Scan the records below. List lines holding "找出定义关键词".

--- Start MATERIAL PROVIDED ---

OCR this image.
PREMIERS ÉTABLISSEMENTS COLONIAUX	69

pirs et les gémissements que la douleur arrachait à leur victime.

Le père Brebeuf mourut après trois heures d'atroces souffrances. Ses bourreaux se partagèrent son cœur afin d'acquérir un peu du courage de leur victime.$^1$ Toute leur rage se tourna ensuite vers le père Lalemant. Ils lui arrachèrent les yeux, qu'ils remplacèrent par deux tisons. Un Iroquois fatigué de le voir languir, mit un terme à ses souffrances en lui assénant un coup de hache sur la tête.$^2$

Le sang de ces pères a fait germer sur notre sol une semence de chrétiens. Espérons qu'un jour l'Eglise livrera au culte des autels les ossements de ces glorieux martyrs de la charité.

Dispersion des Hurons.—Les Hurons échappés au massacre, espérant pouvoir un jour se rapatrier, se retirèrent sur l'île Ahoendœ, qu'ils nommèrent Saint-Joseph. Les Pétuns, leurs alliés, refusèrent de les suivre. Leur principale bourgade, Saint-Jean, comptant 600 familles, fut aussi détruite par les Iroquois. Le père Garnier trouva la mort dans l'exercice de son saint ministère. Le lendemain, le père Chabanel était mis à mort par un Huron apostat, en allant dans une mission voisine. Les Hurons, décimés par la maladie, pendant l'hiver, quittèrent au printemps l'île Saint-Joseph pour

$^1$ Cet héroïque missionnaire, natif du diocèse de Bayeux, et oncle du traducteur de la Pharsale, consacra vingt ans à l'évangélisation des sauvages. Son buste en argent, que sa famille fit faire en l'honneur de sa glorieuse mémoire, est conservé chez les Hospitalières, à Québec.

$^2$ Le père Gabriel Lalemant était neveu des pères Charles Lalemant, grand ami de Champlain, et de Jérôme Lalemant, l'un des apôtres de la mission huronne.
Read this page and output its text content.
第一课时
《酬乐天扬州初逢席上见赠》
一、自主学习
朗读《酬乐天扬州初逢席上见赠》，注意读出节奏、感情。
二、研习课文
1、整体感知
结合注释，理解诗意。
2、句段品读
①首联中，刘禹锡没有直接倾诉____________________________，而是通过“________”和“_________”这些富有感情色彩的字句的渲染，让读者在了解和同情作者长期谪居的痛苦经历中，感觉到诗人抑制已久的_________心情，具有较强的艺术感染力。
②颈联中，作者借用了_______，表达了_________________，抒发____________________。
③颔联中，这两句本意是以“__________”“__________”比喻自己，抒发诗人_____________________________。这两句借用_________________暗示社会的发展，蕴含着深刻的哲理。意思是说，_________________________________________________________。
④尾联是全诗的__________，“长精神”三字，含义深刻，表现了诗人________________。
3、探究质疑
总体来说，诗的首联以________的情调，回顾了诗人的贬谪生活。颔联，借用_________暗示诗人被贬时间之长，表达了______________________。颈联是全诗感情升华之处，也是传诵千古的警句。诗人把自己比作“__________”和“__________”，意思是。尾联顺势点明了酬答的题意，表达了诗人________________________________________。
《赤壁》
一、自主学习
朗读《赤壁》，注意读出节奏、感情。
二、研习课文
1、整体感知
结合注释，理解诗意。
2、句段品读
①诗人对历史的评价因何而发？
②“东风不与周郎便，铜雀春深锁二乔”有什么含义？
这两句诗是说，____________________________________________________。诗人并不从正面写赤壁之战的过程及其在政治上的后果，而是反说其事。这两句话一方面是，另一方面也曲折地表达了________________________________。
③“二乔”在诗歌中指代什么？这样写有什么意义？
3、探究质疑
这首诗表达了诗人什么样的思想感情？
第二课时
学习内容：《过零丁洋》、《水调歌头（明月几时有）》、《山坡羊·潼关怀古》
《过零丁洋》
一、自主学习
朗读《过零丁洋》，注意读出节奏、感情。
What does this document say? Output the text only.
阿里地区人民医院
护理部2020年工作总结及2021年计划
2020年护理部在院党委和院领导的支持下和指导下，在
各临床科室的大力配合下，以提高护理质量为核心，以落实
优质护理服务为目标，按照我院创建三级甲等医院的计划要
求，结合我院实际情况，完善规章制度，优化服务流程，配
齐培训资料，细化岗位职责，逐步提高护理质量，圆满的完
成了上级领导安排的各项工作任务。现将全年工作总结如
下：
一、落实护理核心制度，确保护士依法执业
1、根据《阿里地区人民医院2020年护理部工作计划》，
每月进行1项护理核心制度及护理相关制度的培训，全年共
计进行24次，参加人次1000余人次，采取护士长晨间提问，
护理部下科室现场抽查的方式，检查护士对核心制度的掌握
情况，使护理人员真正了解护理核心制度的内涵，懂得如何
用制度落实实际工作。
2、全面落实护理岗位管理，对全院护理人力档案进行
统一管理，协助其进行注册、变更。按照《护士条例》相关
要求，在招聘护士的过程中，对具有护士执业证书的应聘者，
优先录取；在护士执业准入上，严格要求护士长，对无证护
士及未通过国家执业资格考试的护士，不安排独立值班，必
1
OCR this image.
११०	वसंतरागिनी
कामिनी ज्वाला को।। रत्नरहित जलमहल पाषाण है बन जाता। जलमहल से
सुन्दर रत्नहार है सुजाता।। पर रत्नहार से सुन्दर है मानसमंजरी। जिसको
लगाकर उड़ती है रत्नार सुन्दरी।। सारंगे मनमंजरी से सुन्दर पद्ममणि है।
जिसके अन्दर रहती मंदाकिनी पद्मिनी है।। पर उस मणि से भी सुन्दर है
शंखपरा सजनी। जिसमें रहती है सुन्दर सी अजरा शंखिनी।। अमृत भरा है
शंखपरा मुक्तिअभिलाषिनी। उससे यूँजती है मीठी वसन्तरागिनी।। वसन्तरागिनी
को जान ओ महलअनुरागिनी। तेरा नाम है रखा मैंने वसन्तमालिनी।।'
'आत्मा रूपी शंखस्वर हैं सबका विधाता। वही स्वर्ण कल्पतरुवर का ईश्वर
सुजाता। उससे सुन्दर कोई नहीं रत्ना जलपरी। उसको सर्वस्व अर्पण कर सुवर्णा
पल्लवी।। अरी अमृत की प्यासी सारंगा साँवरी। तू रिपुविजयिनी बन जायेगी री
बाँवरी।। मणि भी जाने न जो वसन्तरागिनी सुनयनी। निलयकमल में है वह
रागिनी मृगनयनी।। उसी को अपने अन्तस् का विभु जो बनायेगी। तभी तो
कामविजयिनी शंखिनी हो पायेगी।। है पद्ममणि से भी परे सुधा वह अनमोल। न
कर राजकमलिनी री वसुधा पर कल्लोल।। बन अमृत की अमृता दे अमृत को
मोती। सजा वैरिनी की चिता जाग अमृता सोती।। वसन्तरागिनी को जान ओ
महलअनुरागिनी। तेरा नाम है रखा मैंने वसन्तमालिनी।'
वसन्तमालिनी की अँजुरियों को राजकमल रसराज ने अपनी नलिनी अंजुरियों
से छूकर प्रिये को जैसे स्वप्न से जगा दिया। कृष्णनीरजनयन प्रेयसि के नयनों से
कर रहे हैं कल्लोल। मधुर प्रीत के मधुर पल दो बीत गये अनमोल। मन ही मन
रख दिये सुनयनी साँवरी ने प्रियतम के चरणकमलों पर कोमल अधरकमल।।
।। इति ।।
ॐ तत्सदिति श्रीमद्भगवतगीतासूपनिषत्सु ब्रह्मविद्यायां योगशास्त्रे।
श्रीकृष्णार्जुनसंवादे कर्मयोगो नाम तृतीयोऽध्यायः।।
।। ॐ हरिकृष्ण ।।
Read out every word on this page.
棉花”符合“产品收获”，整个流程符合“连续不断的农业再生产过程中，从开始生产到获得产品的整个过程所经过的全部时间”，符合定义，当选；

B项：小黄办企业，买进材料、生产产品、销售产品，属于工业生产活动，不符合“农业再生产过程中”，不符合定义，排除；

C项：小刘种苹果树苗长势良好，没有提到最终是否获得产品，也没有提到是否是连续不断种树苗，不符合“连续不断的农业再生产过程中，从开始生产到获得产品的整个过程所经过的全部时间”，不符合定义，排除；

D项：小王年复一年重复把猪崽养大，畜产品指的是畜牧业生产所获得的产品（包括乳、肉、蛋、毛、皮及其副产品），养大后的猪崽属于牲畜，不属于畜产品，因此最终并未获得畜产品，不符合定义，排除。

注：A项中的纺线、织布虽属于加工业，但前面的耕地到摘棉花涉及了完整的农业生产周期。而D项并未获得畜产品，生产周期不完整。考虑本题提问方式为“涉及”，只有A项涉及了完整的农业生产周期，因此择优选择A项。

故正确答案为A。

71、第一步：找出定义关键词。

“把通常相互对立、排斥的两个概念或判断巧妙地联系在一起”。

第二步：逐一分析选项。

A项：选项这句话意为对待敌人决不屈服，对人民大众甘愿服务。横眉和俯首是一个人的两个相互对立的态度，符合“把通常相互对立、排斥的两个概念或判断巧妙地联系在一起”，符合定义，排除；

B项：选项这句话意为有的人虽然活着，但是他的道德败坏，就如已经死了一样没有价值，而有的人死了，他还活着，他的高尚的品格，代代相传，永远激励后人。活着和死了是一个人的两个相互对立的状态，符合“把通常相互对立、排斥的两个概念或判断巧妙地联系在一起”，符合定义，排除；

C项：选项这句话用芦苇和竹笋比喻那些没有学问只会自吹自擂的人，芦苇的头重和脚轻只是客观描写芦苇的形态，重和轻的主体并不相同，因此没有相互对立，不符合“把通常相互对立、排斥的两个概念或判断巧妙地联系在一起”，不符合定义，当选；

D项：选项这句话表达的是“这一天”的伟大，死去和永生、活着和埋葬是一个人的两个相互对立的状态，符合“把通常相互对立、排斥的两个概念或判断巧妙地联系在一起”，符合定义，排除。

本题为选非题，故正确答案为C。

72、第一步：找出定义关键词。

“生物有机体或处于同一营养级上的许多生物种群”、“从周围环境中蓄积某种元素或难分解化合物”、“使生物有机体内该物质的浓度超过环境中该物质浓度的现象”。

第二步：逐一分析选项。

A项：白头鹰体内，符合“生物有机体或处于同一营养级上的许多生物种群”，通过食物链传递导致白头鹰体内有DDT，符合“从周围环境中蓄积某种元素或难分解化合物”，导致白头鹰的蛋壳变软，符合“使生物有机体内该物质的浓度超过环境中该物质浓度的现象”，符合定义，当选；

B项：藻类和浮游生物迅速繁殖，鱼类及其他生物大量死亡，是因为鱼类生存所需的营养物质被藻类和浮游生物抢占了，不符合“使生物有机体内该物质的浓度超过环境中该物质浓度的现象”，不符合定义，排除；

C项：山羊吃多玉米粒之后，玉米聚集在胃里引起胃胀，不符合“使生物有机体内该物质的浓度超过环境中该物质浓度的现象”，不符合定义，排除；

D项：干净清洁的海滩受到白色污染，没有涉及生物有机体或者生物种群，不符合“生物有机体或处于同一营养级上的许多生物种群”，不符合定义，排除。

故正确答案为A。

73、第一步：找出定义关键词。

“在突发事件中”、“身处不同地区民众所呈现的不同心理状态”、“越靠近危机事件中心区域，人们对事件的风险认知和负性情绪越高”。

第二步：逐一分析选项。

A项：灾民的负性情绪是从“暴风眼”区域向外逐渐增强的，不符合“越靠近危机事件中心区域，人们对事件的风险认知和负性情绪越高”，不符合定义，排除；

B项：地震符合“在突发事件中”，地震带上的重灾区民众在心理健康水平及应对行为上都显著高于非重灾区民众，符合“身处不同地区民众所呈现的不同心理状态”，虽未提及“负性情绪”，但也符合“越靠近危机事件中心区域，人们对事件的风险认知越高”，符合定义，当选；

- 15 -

--- End MATERIAL PROVIDED ---

RESPONSE:
71、第一步：找出定义关键词。
72、第一步：找出定义关键词。
73、第一步：找出定义关键词。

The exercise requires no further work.